### [THE REQUEST]
Return every record below exactly as written, omitting any pictures.

### [PROVIDED INFORMATION]

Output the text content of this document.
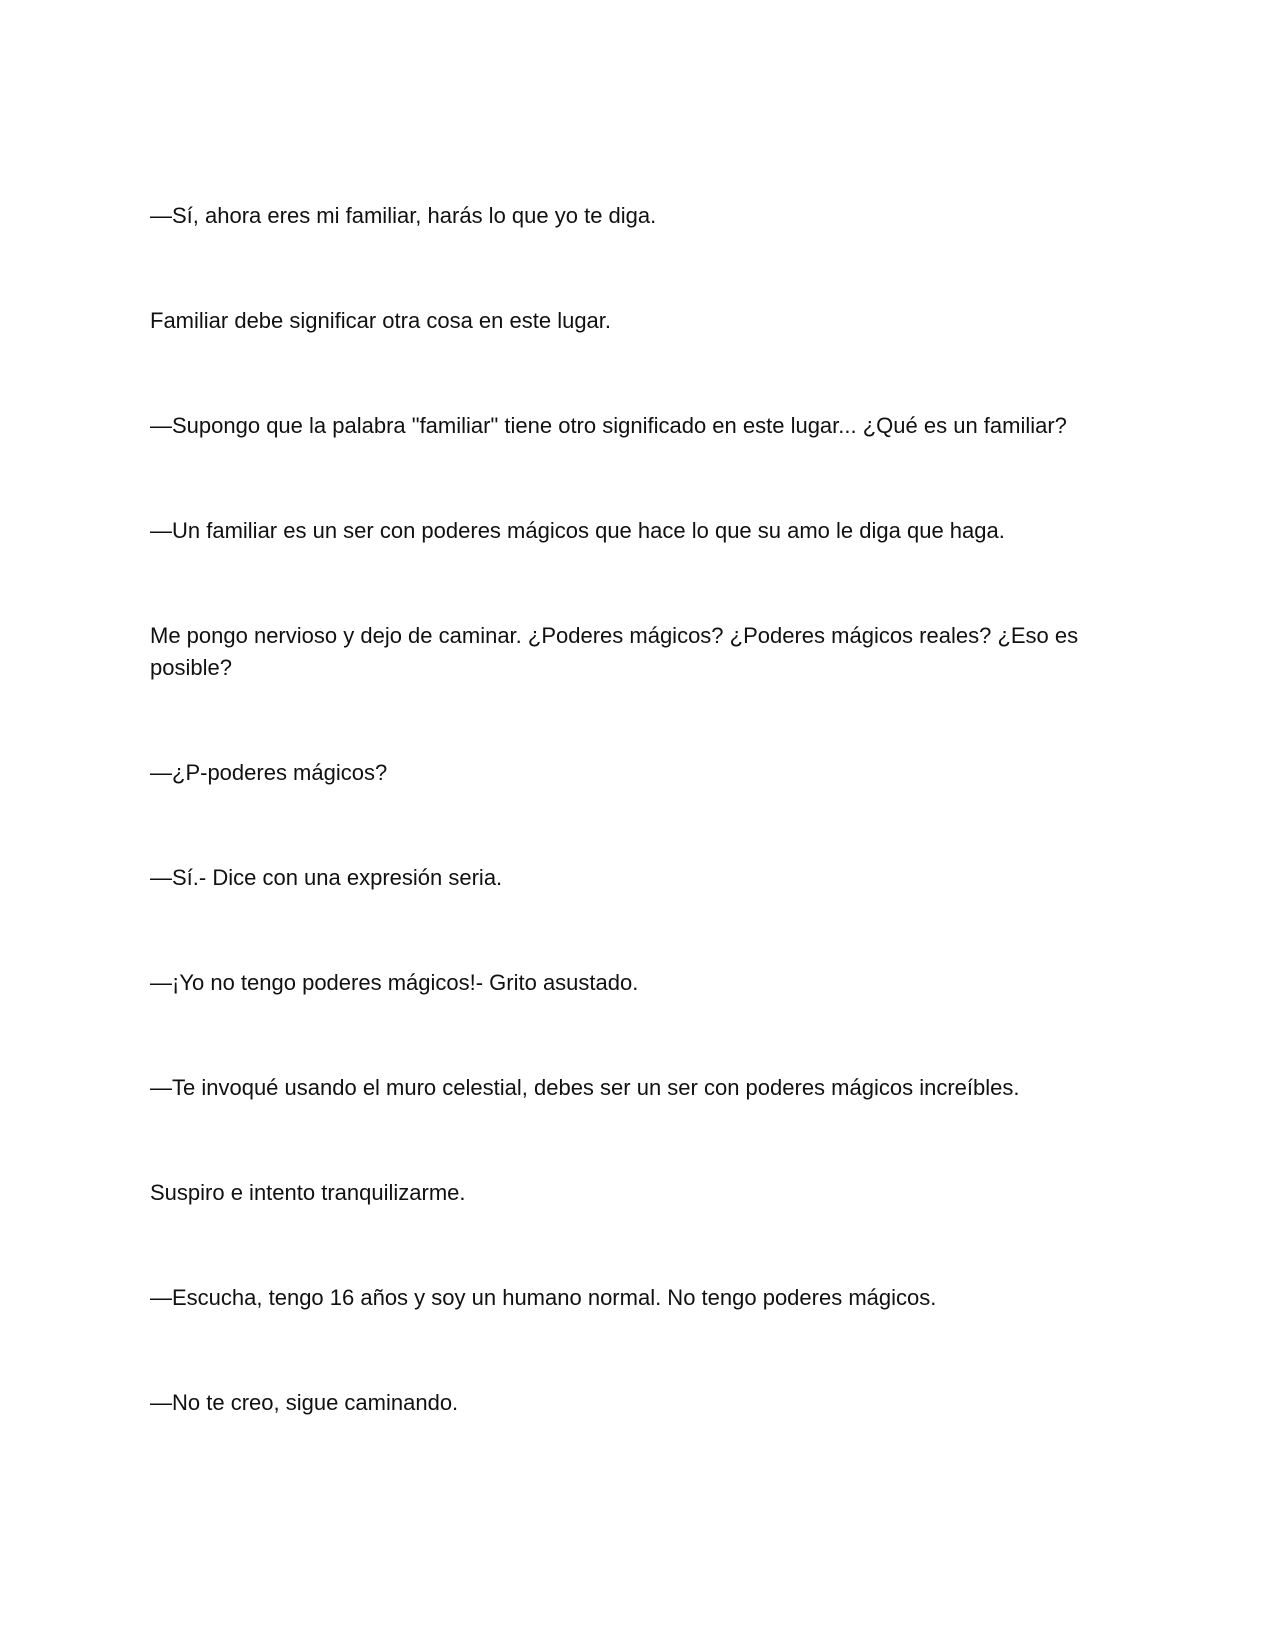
—Sí, ahora eres mi familiar, harás lo que yo te diga.

Familiar debe significar otra cosa en este lugar.

—Supongo que la palabra "familiar" tiene otro significado en este lugar... ¿Qué es un familiar?

—Un familiar es un ser con poderes mágicos que hace lo que su amo le diga que haga.

Me pongo nervioso y dejo de caminar. ¿Poderes mágicos? ¿Poderes mágicos reales? ¿Eso es posible?

—¿P-poderes mágicos?

—Sí.- Dice con una expresión seria.

—¡Yo no tengo poderes mágicos!- Grito asustado.

—Te invoqué usando el muro celestial, debes ser un ser con poderes mágicos increíbles.

Suspiro e intento tranquilizarme.

—Escucha, tengo 16 años y soy un humano normal. No tengo poderes mágicos.

—No te creo, sigue caminando.
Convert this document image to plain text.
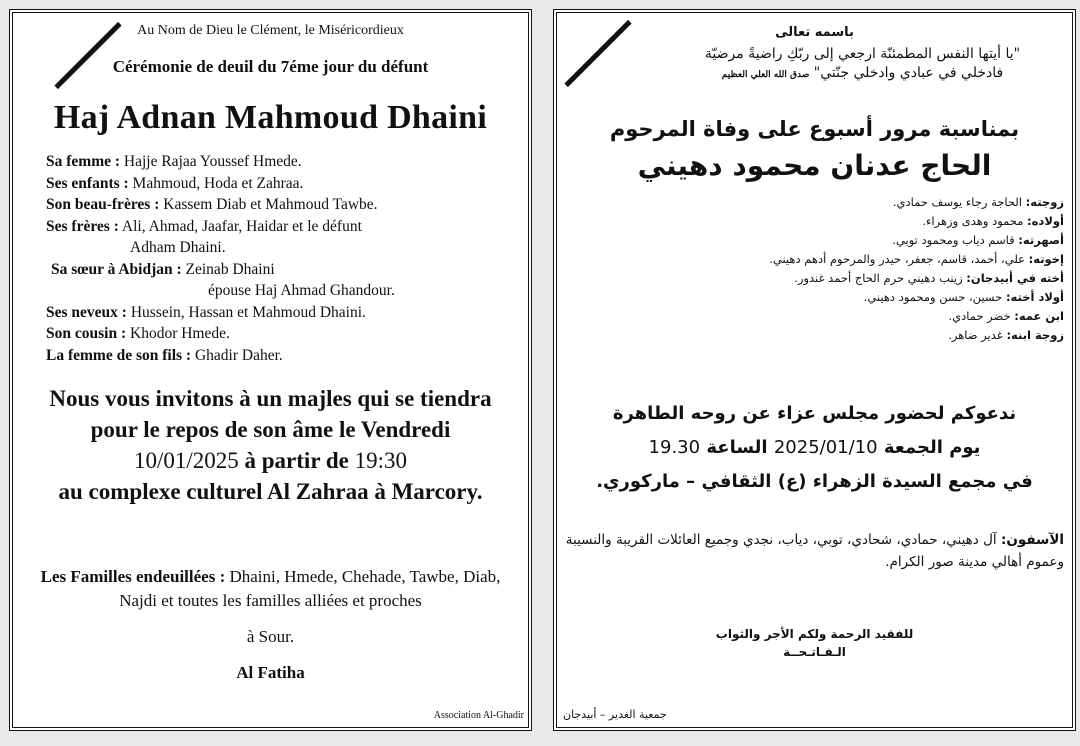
Au Nom de Dieu le Clément, le Miséricordieux
Cérémonie de deuil du 7éme jour du défunt
Haj Adnan Mahmoud Dhaini
Sa femme : Hajje Rajaa Youssef Hmede.
Ses enfants : Mahmoud, Hoda et Zahraa.
Son beau-frères : Kassem Diab et Mahmoud Tawbe.
Ses frères : Ali, Ahmad, Jaafar, Haidar et le défunt
Adham Dhaini.
Sa sœur à Abidjan : Zeinab Dhaini
épouse Haj Ahmad Ghandour.
Ses neveux : Hussein, Hassan et Mahmoud Dhaini.
Son cousin : Khodor Hmede.
La femme de son fils : Ghadir Daher.
Nous vous invitons à un majles qui se tiendra
pour le repos de son âme le Vendredi
10/01/2025 à partir de 19:30
au complexe culturel Al Zahraa à Marcory.
Les Familles endeuillées : Dhaini, Hmede, Chehade, Tawbe, Diab, Najdi et toutes les familles alliées et proches
à Sour.
Al Fatiha
Association Al-Ghadir
باسمه تعالى
"يا أيتها النفس المطمئنّة ارجعي إلى ربّكِ راضيةً مرضيّة
فادخلي في عبادي وادخلي جنّتي" صدق الله العلي العظيم
بمناسبة مرور أسبوع على وفاة المرحوم
الحاج عدنان محمود دهيني
زوجته: الحاجة رجاء يوسف حمادي.
أولاده: محمود وهدى وزهراء.
أصهرته: قاسم دياب ومحمود توبي.
إخوته: علي، أحمد، قاسم، جعفر، حيدر والمرحوم أدهم دهيني.
أخته في أبيدجان: زينب دهيني حرم الحاج أحمد غندور.
أولاد أخته: حسين، حسن ومحمود دهيني.
ابن عمه: خضر حمادي.
زوجة ابنه: غدير ضاهر.
ندعوكم لحضور مجلس عزاء عن روحه الطاهرة
يوم الجمعة 2025/01/10 الساعة 19.30
في مجمع السيدة الزهراء (ع) الثقافي – ماركوري.
الآسفون: آل دهيني، حمادي، شحادي، توبي، دياب، نجدي وجميع العائلات القريبة والنسيبة وعموم أهالي مدينة صور الكرام.
للفقيد الرحمة ولكم الأجر والثواب
الـفـاتـحــة
جمعية الغدير – أبيدجان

### [THE ANSWER]
Output the text content of this document.
—Sí, ahora eres mi familiar, harás lo que yo te diga.

Familiar debe significar otra cosa en este lugar.

—Supongo que la palabra "familiar" tiene otro significado en este lugar... ¿Qué es un familiar?

—Un familiar es un ser con poderes mágicos que hace lo que su amo le diga que haga.

Me pongo nervioso y dejo de caminar. ¿Poderes mágicos? ¿Poderes mágicos reales? ¿Eso es posible?

—¿P-poderes mágicos?

—Sí.- Dice con una expresión seria.

—¡Yo no tengo poderes mágicos!- Grito asustado.

—Te invoqué usando el muro celestial, debes ser un ser con poderes mágicos increíbles.

Suspiro e intento tranquilizarme.

—Escucha, tengo 16 años y soy un humano normal. No tengo poderes mágicos.

—No te creo, sigue caminando.
Convert this document image to plain text.
Au Nom de Dieu le Clément, le Miséricordieux
Cérémonie de deuil du 7éme jour du défunt
Haj Adnan Mahmoud Dhaini
Sa femme : Hajje Rajaa Youssef Hmede.
Ses enfants : Mahmoud, Hoda et Zahraa.
Son beau-frères : Kassem Diab et Mahmoud Tawbe.
Ses frères : Ali, Ahmad, Jaafar, Haidar et le défunt
Adham Dhaini.
Sa sœur à Abidjan : Zeinab Dhaini
épouse Haj Ahmad Ghandour.
Ses neveux : Hussein, Hassan et Mahmoud Dhaini.
Son cousin : Khodor Hmede.
La femme de son fils : Ghadir Daher.
Nous vous invitons à un majles qui se tiendra
pour le repos de son âme le Vendredi
10/01/2025 à partir de 19:30
au complexe culturel Al Zahraa à Marcory.
Les Familles endeuillées : Dhaini, Hmede, Chehade, Tawbe, Diab, Najdi et toutes les familles alliées et proches
à Sour.
Al Fatiha
Association Al-Ghadir
باسمه تعالى
"يا أيتها النفس المطمئنّة ارجعي إلى ربّكِ راضيةً مرضيّة
فادخلي في عبادي وادخلي جنّتي" صدق الله العلي العظيم
بمناسبة مرور أسبوع على وفاة المرحوم
الحاج عدنان محمود دهيني
زوجته: الحاجة رجاء يوسف حمادي.
أولاده: محمود وهدى وزهراء.
أصهرته: قاسم دياب ومحمود توبي.
إخوته: علي، أحمد، قاسم، جعفر، حيدر والمرحوم أدهم دهيني.
أخته في أبيدجان: زينب دهيني حرم الحاج أحمد غندور.
أولاد أخته: حسين، حسن ومحمود دهيني.
ابن عمه: خضر حمادي.
زوجة ابنه: غدير ضاهر.
ندعوكم لحضور مجلس عزاء عن روحه الطاهرة
يوم الجمعة 2025/01/10 الساعة 19.30
في مجمع السيدة الزهراء (ع) الثقافي – ماركوري.
الآسفون: آل دهيني، حمادي، شحادي، توبي، دياب، نجدي وجميع العائلات القريبة والنسيبة وعموم أهالي مدينة صور الكرام.
للفقيد الرحمة ولكم الأجر والثواب
الـفـاتـحــة
جمعية الغدير – أبيدجان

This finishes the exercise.